-- begin DATA SECTION --

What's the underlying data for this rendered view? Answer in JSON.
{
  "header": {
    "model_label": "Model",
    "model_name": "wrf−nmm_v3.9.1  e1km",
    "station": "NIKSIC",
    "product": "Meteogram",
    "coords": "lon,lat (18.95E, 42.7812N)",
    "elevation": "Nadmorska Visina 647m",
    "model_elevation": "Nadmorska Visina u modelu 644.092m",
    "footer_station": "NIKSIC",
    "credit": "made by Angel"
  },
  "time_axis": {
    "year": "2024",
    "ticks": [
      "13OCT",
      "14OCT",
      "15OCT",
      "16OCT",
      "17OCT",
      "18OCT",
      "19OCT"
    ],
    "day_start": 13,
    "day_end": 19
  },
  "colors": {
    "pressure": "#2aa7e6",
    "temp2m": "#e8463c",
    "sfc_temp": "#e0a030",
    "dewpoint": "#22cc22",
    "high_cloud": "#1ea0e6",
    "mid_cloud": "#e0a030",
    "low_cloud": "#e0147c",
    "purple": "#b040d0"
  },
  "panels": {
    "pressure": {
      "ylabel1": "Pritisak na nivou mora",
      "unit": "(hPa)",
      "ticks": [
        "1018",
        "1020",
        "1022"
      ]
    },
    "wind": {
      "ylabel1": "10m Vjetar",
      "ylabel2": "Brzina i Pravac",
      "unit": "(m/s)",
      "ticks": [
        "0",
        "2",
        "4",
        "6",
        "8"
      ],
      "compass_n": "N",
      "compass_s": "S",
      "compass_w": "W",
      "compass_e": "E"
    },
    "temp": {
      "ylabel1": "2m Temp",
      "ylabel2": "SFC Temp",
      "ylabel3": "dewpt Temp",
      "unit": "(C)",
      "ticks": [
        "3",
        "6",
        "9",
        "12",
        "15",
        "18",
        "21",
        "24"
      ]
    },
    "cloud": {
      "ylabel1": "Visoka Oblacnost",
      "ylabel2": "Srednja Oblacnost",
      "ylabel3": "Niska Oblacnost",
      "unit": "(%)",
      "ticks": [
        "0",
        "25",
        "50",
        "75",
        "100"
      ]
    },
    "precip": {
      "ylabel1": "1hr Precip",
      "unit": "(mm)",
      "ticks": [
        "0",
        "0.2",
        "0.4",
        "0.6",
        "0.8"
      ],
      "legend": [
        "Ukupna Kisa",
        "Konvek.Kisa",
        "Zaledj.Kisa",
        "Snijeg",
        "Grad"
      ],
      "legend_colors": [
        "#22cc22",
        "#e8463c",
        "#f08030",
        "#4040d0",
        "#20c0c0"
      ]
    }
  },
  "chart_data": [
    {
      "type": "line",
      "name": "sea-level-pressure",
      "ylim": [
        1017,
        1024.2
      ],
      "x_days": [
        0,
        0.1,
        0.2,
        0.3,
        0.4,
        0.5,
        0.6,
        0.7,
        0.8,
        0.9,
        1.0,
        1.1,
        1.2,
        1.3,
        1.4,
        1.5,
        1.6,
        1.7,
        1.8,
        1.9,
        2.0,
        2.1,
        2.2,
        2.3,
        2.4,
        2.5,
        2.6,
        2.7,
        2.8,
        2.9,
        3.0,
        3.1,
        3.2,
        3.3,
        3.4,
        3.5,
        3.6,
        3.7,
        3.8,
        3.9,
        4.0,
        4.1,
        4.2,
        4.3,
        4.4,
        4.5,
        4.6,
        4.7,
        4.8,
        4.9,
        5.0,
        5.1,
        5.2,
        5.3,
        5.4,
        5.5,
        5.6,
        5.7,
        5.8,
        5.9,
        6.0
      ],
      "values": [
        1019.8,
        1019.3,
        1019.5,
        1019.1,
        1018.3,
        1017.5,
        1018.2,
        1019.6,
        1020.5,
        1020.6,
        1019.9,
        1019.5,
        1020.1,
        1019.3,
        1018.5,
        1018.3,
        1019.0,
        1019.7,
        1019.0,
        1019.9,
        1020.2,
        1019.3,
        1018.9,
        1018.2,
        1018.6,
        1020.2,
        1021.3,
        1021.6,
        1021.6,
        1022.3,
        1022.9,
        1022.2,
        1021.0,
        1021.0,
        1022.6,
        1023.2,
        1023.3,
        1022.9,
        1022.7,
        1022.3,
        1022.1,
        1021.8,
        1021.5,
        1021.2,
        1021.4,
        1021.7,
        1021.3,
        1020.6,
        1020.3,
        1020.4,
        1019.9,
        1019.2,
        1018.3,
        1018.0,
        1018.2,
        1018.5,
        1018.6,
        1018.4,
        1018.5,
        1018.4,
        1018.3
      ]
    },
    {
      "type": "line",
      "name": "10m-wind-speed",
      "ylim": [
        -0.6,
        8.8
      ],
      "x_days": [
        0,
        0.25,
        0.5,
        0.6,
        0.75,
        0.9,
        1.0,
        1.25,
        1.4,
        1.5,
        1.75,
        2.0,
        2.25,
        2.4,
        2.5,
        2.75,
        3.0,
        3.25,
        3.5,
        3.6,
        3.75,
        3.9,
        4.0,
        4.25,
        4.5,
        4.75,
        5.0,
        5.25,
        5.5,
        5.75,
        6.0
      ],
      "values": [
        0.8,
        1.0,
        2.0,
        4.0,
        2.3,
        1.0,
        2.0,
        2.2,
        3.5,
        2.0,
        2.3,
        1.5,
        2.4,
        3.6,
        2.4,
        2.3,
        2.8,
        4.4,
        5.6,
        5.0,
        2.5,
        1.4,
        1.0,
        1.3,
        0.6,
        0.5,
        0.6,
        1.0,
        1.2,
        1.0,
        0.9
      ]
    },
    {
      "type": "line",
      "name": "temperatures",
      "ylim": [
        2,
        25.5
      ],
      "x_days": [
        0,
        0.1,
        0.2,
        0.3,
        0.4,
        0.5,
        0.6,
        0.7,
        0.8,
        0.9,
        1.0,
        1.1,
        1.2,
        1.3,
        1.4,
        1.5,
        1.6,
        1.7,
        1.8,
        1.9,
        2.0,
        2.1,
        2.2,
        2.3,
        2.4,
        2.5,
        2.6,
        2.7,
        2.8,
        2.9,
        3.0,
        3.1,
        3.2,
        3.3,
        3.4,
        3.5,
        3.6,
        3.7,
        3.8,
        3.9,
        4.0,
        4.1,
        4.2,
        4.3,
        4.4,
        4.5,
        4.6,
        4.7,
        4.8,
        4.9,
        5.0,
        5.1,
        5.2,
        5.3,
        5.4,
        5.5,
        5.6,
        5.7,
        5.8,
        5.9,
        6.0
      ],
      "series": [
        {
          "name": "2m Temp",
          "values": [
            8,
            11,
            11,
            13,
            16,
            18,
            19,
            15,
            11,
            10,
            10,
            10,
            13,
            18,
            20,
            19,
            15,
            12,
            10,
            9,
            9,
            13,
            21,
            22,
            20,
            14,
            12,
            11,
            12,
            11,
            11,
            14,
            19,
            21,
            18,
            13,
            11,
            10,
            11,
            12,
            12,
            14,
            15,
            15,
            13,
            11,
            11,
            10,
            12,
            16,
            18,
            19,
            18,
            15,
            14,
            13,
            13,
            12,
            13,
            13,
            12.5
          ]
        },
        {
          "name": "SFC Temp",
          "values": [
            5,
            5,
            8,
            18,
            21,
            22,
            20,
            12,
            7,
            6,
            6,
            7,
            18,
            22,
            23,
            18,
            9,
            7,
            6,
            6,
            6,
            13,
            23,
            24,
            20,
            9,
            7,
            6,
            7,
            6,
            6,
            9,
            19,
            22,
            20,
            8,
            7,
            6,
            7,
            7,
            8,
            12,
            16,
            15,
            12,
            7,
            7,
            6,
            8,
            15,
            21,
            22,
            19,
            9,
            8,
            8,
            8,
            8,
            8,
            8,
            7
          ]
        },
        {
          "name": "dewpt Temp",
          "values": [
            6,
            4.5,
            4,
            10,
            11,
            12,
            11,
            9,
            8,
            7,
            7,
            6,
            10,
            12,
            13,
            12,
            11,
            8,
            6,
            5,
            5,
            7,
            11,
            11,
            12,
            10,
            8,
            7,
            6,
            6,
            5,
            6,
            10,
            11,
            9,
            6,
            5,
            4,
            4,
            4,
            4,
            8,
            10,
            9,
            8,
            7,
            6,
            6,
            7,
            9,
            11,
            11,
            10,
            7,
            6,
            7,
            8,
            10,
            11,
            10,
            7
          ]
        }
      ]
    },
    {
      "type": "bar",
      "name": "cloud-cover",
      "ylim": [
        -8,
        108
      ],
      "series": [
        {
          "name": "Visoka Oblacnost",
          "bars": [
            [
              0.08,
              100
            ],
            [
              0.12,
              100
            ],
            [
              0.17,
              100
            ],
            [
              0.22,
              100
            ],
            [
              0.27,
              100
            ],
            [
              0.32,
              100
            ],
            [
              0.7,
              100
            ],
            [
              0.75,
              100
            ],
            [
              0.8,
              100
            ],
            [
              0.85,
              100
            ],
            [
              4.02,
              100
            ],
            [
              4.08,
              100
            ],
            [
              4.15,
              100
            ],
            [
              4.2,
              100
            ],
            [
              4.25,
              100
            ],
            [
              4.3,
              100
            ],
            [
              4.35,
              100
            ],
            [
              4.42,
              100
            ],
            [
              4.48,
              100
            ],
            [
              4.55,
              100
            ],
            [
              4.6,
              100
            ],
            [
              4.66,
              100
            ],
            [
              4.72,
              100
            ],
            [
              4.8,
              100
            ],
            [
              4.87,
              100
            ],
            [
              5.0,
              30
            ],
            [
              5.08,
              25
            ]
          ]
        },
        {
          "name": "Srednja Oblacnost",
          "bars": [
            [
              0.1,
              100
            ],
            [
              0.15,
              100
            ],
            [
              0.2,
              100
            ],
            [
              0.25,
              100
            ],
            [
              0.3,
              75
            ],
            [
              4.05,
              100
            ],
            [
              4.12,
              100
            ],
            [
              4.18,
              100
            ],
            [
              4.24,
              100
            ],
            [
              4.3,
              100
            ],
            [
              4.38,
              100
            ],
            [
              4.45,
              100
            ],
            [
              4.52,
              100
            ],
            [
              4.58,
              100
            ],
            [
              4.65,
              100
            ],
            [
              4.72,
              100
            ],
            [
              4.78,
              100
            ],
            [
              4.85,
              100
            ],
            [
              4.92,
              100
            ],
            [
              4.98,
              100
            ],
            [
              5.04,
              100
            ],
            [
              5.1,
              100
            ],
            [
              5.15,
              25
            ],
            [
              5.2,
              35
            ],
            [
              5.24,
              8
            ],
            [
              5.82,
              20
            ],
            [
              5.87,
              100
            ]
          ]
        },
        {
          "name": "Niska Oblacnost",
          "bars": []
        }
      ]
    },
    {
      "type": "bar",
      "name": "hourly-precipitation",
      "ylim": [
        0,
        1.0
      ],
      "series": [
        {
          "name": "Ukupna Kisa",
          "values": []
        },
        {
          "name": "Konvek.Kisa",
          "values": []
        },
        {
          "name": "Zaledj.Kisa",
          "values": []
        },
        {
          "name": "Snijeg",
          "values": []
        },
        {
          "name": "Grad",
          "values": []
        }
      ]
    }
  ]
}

-- end DATA SECTION --

GIVEN EXERCISE
Your task is to collect every line above that contains the word "Visina".

REPLY
    "elevation": "Nadmorska Visina 647m",
    "model_elevation": "Nadmorska Visina u modelu 644.092m",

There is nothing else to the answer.